**Exercise task:** Among the lines of this listing, determine how many contain the string "income". Answer with the number only.

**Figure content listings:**
┏━━
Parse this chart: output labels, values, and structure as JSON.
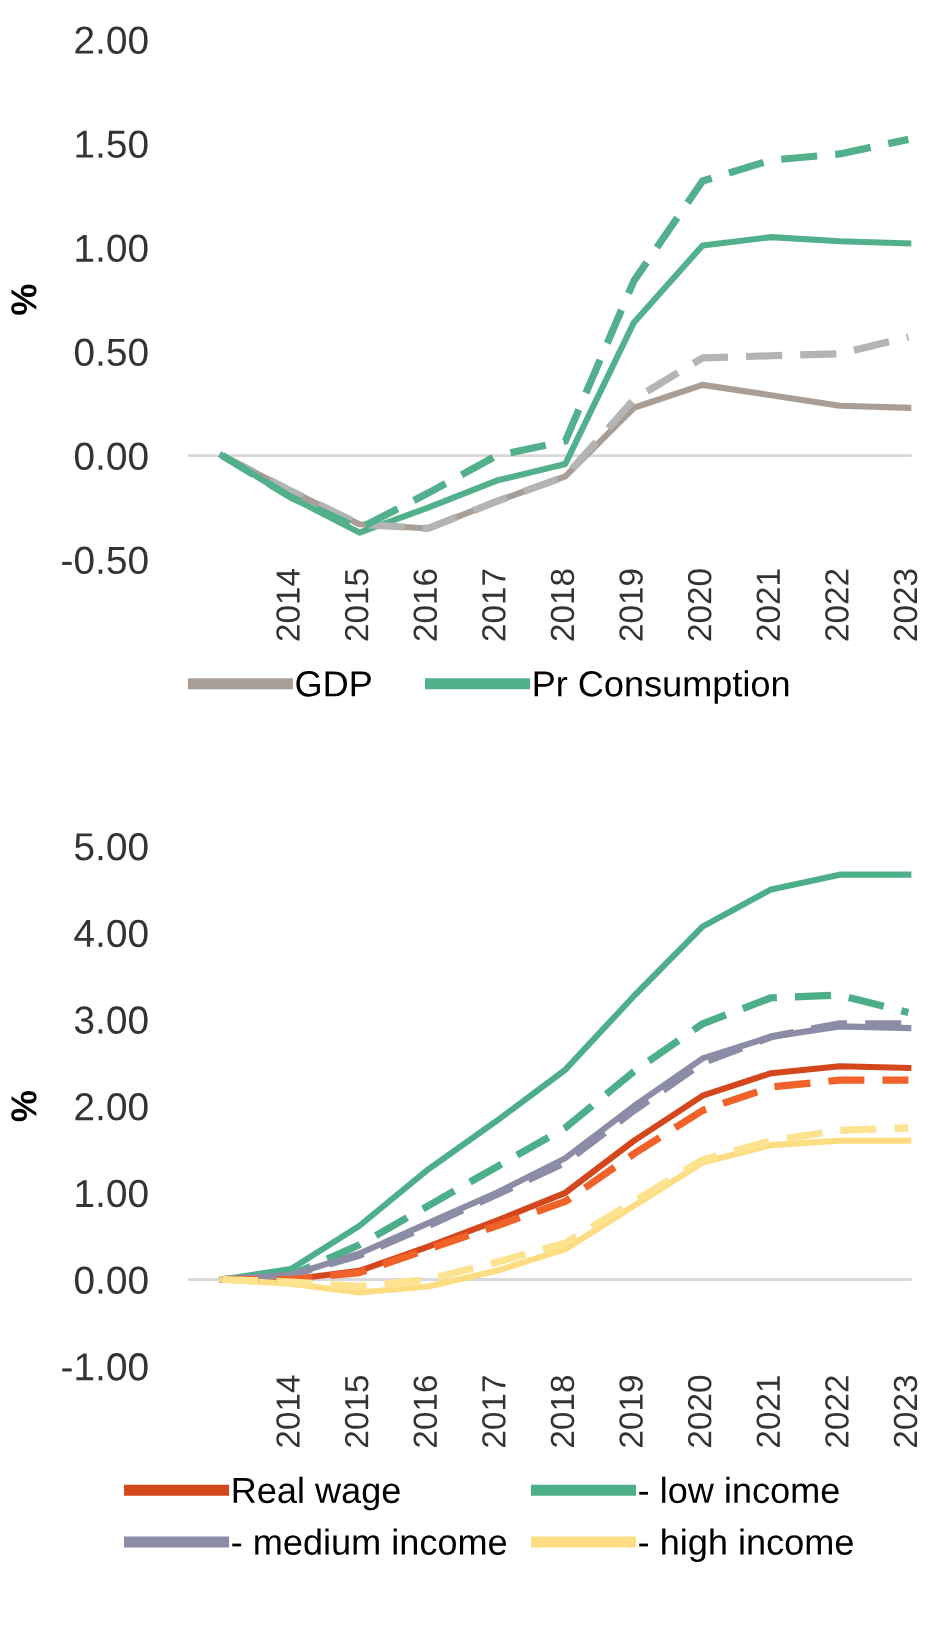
{
  "chart_data": [
    {
      "type": "line",
      "ylabel": "%",
      "categories": [
        null,
        "2014",
        "2015",
        "2016",
        "2017",
        "2018",
        "2019",
        "2020",
        "2021",
        "2022",
        "2023"
      ],
      "ylim": [
        -0.5,
        2.0
      ],
      "yticks": [
        {
          "value": -0.5,
          "label": "-0.50"
        },
        {
          "value": 0,
          "label": "0.00"
        },
        {
          "value": 0.5,
          "label": "0.50"
        },
        {
          "value": 1.0,
          "label": "1.00"
        },
        {
          "value": 1.5,
          "label": "1.50"
        },
        {
          "value": 2.0,
          "label": "2.00"
        }
      ],
      "grid": false,
      "legend": "bottom",
      "ref_lines": [
        {
          "axis": "y",
          "value": 0,
          "color": "#d9d9d9"
        }
      ],
      "series": [
        {
          "name": "GDP",
          "color": "#a89e96",
          "line_style": "solid",
          "values": [
            0,
            -0.17,
            -0.33,
            -0.35,
            -0.22,
            -0.1,
            0.23,
            0.34,
            0.29,
            0.24,
            0.23
          ]
        },
        {
          "name": "Pr Consumption",
          "color": "#52b08c",
          "line_style": "solid",
          "values": [
            0,
            -0.2,
            -0.37,
            -0.25,
            -0.12,
            -0.04,
            0.64,
            1.01,
            1.05,
            1.03,
            1.02
          ]
        },
        {
          "color": "#b4b4b4",
          "line_style": "dashed",
          "values": [
            0,
            -0.17,
            -0.33,
            -0.35,
            -0.22,
            -0.1,
            0.27,
            0.47,
            0.48,
            0.49,
            0.57
          ]
        },
        {
          "color": "#52b08c",
          "line_style": "dashed",
          "values": [
            0,
            -0.2,
            -0.35,
            -0.18,
            0.0,
            0.07,
            0.84,
            1.32,
            1.42,
            1.45,
            1.52
          ]
        }
      ]
    },
    {
      "type": "line",
      "ylabel": "%",
      "categories": [
        null,
        "2014",
        "2015",
        "2016",
        "2017",
        "2018",
        "2019",
        "2020",
        "2021",
        "2022",
        "2023"
      ],
      "ylim": [
        -1.0,
        5.0
      ],
      "yticks": [
        {
          "value": -1,
          "label": "-1.00"
        },
        {
          "value": 0,
          "label": "0.00"
        },
        {
          "value": 1,
          "label": "1.00"
        },
        {
          "value": 2,
          "label": "2.00"
        },
        {
          "value": 3,
          "label": "3.00"
        },
        {
          "value": 4,
          "label": "4.00"
        },
        {
          "value": 5,
          "label": "5.00"
        }
      ],
      "grid": false,
      "legend": "bottom",
      "ref_lines": [
        {
          "axis": "y",
          "value": 0,
          "color": "#d9d9d9"
        }
      ],
      "series": [
        {
          "name": "Real wage",
          "color": "#d4471c",
          "line_style": "solid",
          "values": [
            0,
            0.0,
            0.1,
            0.38,
            0.68,
            1.0,
            1.6,
            2.12,
            2.38,
            2.46,
            2.44
          ]
        },
        {
          "name": "- low income",
          "color": "#4daf8a",
          "line_style": "solid",
          "values": [
            0,
            0.12,
            0.62,
            1.27,
            1.83,
            2.42,
            3.27,
            4.07,
            4.5,
            4.67,
            4.67
          ]
        },
        {
          "name": "- medium income",
          "color": "#8c8ca6",
          "line_style": "solid",
          "values": [
            0,
            0.05,
            0.3,
            0.65,
            1.0,
            1.4,
            2.0,
            2.55,
            2.8,
            2.92,
            2.9
          ]
        },
        {
          "name": "- high income",
          "color": "#fddc82",
          "line_style": "solid",
          "values": [
            0,
            -0.05,
            -0.15,
            -0.08,
            0.1,
            0.35,
            0.85,
            1.35,
            1.55,
            1.6,
            1.6
          ]
        },
        {
          "color": "#4daf8a",
          "line_style": "dashed",
          "values": [
            0,
            0.05,
            0.4,
            0.85,
            1.3,
            1.75,
            2.4,
            2.95,
            3.25,
            3.28,
            3.08
          ]
        },
        {
          "color": "#8c8ca6",
          "line_style": "dashed",
          "values": [
            0,
            0.05,
            0.28,
            0.62,
            0.98,
            1.35,
            1.95,
            2.5,
            2.8,
            2.95,
            2.95
          ]
        },
        {
          "color": "#f0622a",
          "line_style": "dashed",
          "values": [
            0,
            0.0,
            0.08,
            0.35,
            0.62,
            0.9,
            1.45,
            1.95,
            2.22,
            2.3,
            2.3
          ]
        },
        {
          "color": "#fde28f",
          "line_style": "dashed",
          "values": [
            0,
            -0.03,
            -0.08,
            0.0,
            0.2,
            0.42,
            0.9,
            1.38,
            1.6,
            1.72,
            1.75
          ]
        }
      ]
    }
  ]
}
┗━━
**Full response:** 3